▶ **ACTIVITY**
Which medical conditions does the pregnancy blog post below say pregnancy is like having all at once? List every one.

▶ **EXTRACT**
*** Block opens ***
So here I am, 30 weeks, three quarters of the way there. And what a rollercoaster ride it has been!
I remember crouching in the toilets at my new work and the disbelief of that second faint pink line (yeah, I took some poetic license with the name of my blog, the first one was actually pink!).
I remember the disbelief of six more faint lines and digital confirmations and the doctor quoting me an HCG level.
I remember the scary angry face that greeted my words “I need to talk to you about something…” and the frozen shocked face that followed.
I remember not being able to believe that it was real, I remember dreams about miscarriage and checking for blood every single time I went to the toilet.
I remember thinking that after the first scan, I would stop worring and really trust that I was having a baby and that she was going to be alright. Then I thought the second scan would do that. Then I went for a third because I just had to see again that she was alright.
|Little bub face at 29 weeks|
Now that I have reached the third trimester and know that even if she were born now, she would have a huge chance of surviving with the right care, I finally pretty much believe that I am having a baby. But it doesn’t stop me worrying about her.
I get the feeling that, maybe, this is a worry I’m going to have to learn to live with for the rest of my life.
Pregnancy really is a rollercoaster. There are good days and teary days and fat days and tired days. It occured to me that pregnancy is kind of like having a UTI, gastrointestinal disease, mild bipolar disorder, sinusitis, chronic fatigue syndrome and some kind of aggressively growing abdominal tumour all at once!
And yet, it’s not like any of those things. Because even when you’re feeling at your lowest, totally shattered and wondering who invented this whole “pregnancy glow” bullshit, it’s often just at that moment that you’ll feel a little wriggle in your tummy or a foot tickling your ribs.
And in that moment, you just know – you would do anything for her.
*** Block closes ***
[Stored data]
*** Block opens ***
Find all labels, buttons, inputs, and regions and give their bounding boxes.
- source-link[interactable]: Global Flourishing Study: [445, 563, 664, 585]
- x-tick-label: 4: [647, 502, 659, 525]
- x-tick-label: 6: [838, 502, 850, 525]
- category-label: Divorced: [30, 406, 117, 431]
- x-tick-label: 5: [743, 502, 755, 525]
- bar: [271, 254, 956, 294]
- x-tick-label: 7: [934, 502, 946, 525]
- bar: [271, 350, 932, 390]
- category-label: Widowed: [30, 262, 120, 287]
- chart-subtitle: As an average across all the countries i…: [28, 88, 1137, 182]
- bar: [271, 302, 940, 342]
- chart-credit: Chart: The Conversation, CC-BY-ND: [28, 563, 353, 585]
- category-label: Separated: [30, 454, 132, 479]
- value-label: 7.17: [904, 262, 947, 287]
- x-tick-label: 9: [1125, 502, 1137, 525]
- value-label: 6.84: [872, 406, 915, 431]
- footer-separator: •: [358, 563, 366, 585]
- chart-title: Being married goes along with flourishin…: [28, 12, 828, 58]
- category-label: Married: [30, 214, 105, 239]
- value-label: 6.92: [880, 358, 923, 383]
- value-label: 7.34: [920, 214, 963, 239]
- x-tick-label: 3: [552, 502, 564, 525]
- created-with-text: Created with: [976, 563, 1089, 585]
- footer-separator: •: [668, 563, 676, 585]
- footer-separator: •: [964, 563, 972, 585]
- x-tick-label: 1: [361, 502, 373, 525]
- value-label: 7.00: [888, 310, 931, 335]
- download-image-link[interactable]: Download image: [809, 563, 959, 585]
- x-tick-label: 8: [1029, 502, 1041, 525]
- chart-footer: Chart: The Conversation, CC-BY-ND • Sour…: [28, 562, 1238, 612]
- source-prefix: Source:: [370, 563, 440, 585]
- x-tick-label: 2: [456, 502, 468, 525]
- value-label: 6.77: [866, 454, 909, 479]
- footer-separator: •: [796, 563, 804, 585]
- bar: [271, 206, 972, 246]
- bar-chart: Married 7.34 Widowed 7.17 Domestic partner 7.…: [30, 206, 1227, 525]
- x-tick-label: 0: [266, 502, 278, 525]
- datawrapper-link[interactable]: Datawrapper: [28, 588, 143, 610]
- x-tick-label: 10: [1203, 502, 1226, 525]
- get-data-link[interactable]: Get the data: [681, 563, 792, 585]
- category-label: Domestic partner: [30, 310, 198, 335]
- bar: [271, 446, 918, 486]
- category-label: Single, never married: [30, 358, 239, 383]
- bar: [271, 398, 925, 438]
*** Block closes ***
▶ **SOLUTION TO THIS TASK**
- a UTI
- gastrointestinal disease
- mild bipolar disorder
- sinusitis
- chronic fatigue syndrome
- some kind of aggressively growing abdominal tumour